> [WHAT IS REQUIRED]: Please reproduce, unchanged, the lines below that run from the one containing "Patent image size: (752, 698)." to the one containing "The detail view circle", inclusive.

> [RECORDS FOR THE EXERCISE]:

□ □ □ □ □ □ □

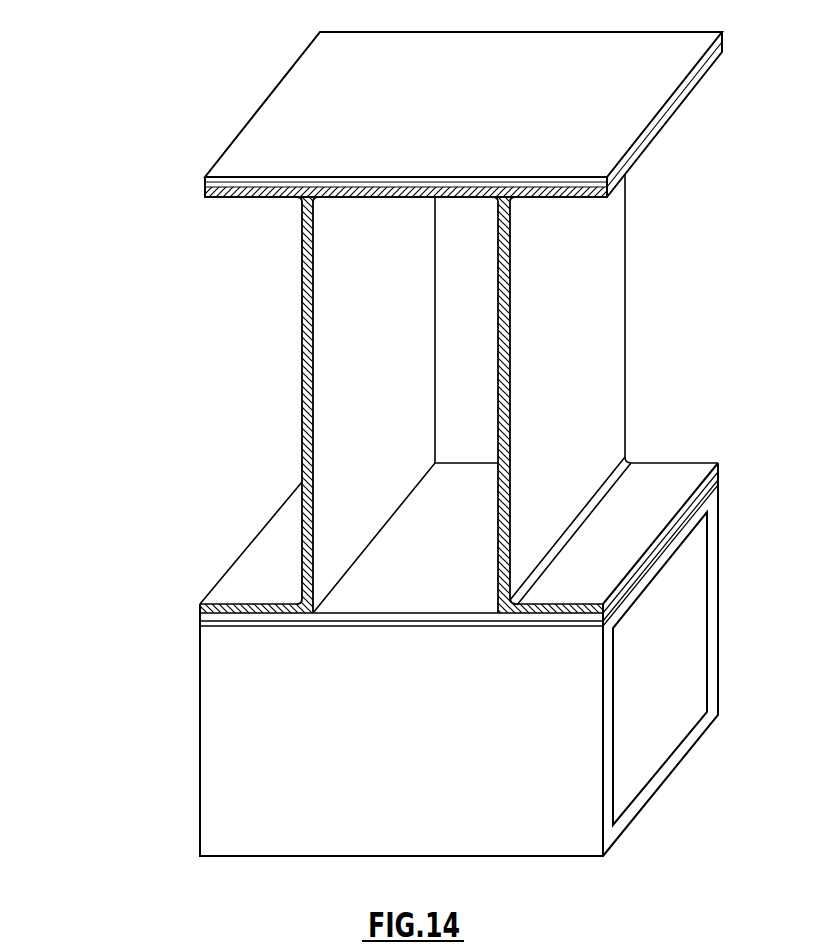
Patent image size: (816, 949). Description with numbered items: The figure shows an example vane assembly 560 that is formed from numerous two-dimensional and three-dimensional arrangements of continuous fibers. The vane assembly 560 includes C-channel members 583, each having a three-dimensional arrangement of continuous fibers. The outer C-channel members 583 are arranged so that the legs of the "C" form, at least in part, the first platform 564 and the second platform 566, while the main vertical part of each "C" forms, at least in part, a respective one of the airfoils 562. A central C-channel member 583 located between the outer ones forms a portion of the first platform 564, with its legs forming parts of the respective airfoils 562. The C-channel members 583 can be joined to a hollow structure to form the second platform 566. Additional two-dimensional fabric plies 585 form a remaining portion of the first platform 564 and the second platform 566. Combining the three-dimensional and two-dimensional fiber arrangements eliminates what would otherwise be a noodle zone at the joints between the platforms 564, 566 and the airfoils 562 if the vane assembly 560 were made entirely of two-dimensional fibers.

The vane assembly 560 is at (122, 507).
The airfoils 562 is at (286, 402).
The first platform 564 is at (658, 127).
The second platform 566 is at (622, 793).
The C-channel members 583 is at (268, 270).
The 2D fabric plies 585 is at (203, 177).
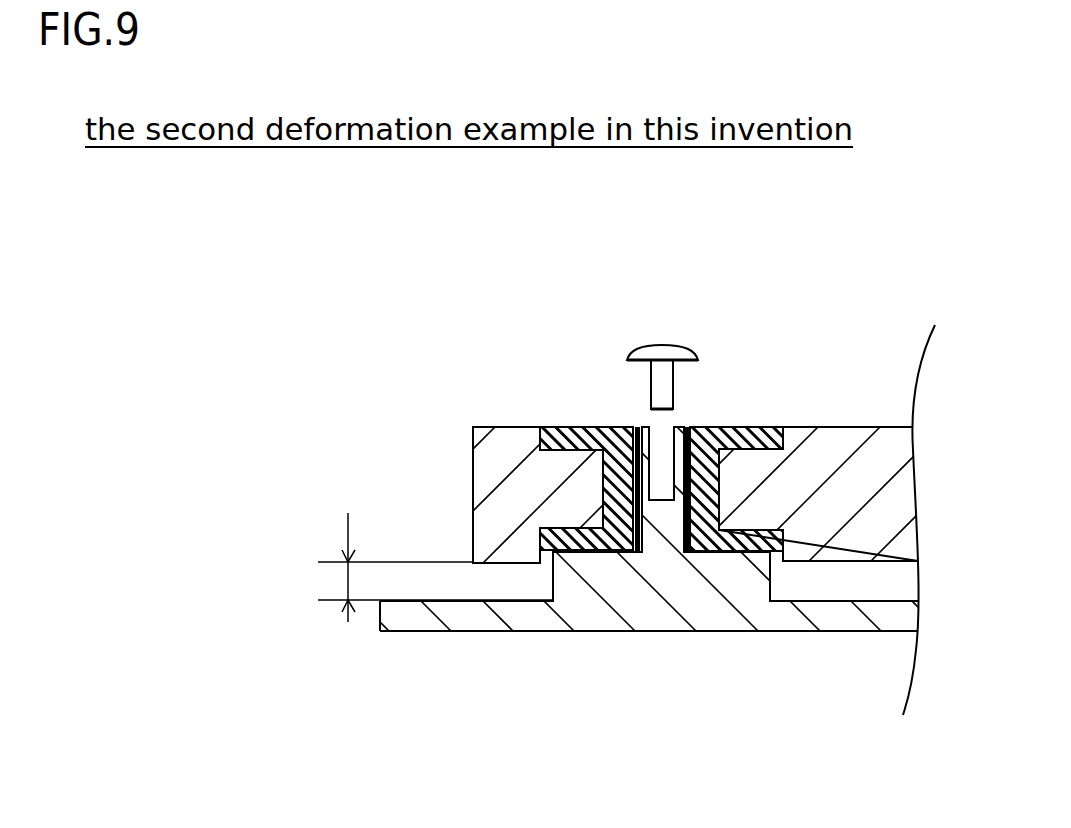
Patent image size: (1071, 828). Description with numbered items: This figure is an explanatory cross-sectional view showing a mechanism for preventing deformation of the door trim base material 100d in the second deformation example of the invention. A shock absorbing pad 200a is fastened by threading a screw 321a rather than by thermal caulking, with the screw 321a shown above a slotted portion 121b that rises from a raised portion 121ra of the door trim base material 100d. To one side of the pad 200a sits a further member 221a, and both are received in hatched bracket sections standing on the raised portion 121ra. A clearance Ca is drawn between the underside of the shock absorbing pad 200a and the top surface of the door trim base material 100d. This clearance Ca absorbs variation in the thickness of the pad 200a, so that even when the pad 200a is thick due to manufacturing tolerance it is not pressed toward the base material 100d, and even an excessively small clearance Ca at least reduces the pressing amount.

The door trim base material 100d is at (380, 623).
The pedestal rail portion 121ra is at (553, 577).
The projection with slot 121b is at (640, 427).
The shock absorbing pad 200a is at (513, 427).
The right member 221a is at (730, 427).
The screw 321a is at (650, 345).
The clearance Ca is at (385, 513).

□ □ □ □ □ □ □

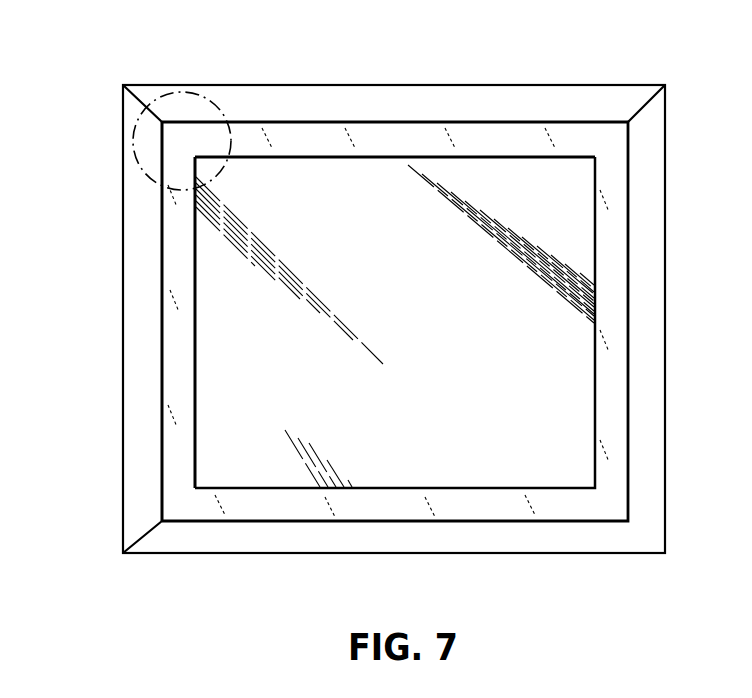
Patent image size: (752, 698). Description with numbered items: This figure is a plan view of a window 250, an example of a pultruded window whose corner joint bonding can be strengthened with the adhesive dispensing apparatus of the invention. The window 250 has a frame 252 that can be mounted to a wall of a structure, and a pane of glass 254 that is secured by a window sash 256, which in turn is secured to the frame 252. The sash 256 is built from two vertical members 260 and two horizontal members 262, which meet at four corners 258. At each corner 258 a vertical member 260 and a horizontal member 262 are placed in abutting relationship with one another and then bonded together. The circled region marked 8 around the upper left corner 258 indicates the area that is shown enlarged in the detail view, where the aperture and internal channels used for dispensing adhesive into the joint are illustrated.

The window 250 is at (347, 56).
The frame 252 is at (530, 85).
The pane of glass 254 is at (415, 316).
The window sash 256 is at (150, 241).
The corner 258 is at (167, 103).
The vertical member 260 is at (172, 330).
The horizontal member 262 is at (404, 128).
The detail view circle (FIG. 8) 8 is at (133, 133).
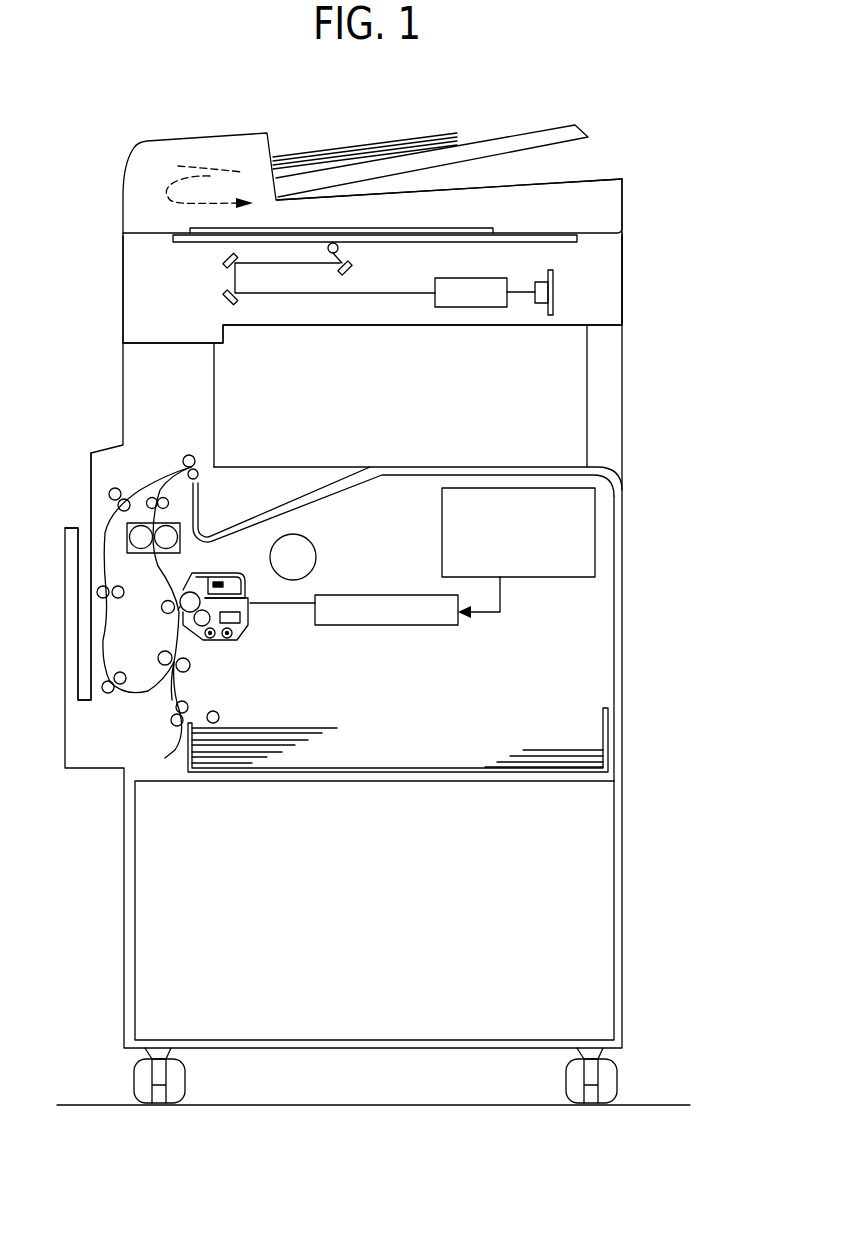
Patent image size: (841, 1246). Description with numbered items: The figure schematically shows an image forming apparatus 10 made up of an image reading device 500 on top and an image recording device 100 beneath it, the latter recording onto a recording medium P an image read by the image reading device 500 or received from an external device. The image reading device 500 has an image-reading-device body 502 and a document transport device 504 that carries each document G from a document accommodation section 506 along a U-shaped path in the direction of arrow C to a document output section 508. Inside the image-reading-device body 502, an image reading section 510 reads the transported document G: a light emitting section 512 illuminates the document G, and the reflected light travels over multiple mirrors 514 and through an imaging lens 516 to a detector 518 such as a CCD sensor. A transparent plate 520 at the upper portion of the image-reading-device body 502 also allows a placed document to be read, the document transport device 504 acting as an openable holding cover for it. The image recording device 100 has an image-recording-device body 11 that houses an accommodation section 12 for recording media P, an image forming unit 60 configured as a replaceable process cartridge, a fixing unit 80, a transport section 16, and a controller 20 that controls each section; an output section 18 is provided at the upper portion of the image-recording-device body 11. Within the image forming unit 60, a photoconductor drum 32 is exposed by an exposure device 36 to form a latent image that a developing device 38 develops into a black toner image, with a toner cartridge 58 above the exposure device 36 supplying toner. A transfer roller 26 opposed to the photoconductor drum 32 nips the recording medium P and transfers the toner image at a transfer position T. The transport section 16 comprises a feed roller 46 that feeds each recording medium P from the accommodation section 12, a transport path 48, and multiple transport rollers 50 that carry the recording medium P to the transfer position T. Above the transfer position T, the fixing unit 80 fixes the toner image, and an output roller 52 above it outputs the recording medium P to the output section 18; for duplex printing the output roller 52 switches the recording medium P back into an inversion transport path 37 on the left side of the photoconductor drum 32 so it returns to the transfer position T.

□ □ □ □ □ □ □

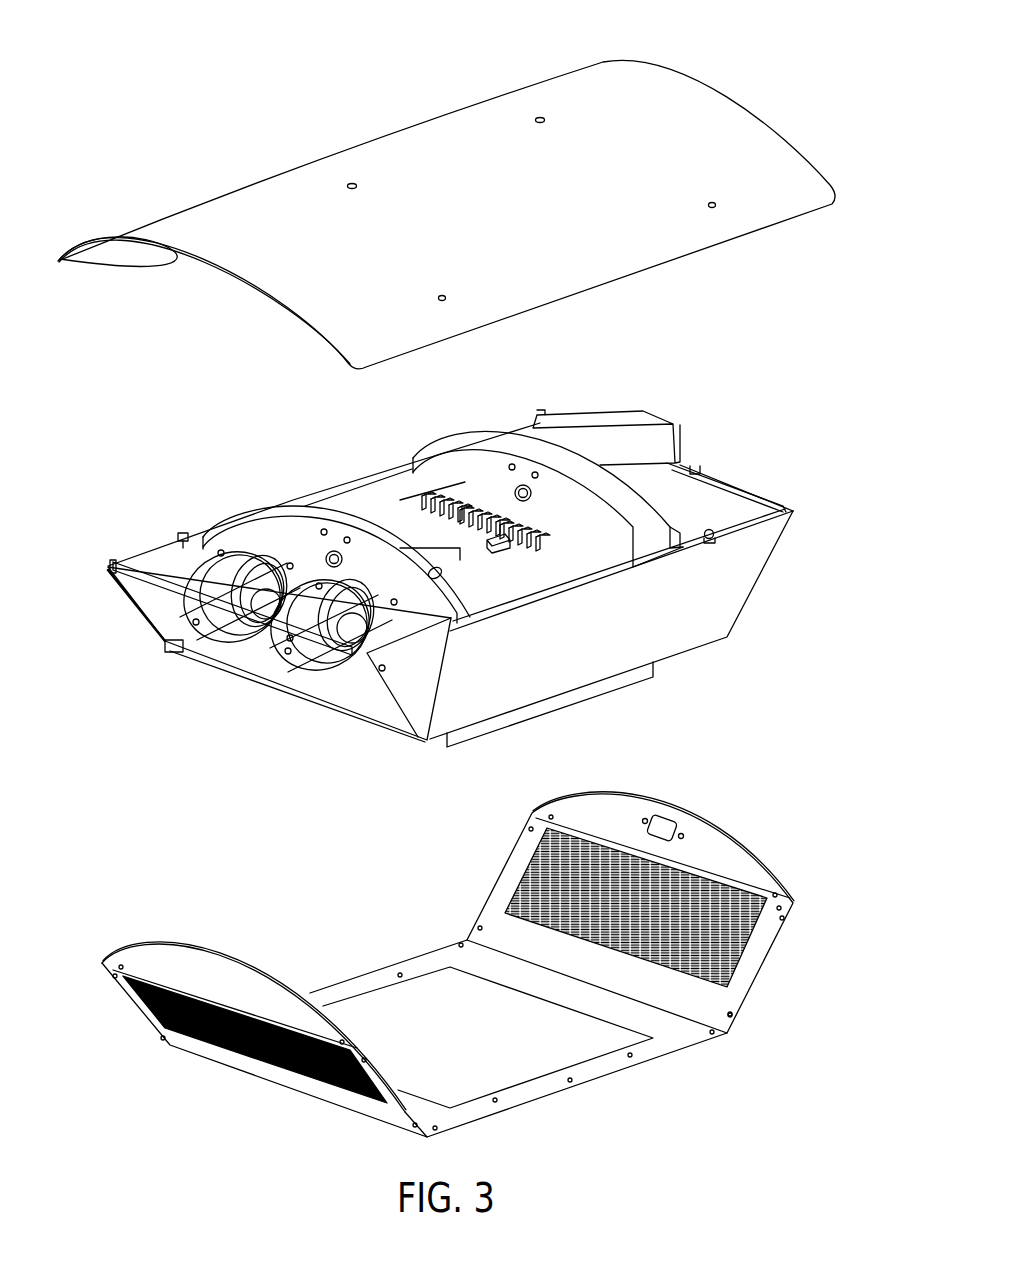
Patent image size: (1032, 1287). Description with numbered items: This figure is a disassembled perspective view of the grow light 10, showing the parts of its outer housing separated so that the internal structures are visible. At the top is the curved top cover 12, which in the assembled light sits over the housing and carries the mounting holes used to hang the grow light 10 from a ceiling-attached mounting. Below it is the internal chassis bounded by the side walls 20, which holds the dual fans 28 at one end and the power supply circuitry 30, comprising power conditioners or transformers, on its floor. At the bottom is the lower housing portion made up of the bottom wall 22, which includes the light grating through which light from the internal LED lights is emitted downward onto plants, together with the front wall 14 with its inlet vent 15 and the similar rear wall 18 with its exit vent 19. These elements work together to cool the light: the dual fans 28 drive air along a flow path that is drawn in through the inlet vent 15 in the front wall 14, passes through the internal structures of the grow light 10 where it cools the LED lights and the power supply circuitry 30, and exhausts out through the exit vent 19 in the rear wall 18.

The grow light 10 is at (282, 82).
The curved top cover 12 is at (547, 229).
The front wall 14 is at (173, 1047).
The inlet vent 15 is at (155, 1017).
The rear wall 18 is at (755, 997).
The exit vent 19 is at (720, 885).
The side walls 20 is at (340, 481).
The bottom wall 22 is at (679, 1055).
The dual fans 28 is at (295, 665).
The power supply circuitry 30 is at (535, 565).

□ □ □ □ □ □ □

> [OUTPUT OF THE TASK]:
Patent image size: (752, 698). Description with numbered items: This figure is a plan view of a window 250, an example of a pultruded window whose corner joint bonding can be strengthened with the adhesive dispensing apparatus of the invention. The window 250 has a frame 252 that can be mounted to a wall of a structure, and a pane of glass 254 that is secured by a window sash 256, which in turn is secured to the frame 252. The sash 256 is built from two vertical members 260 and two horizontal members 262, which meet at four corners 258. At each corner 258 a vertical member 260 and a horizontal member 262 are placed in abutting relationship with one another and then bonded together. The circled region marked 8 around the upper left corner 258 indicates the area that is shown enlarged in the detail view, where the aperture and internal channels used for dispensing adhesive into the joint are illustrated.

The window 250 is at (347, 56).
The frame 252 is at (530, 85).
The pane of glass 254 is at (415, 316).
The window sash 256 is at (150, 241).
The corner 258 is at (167, 103).
The vertical member 260 is at (172, 330).
The horizontal member 262 is at (404, 128).
The detail view circle (FIG. 8) 8 is at (133, 133).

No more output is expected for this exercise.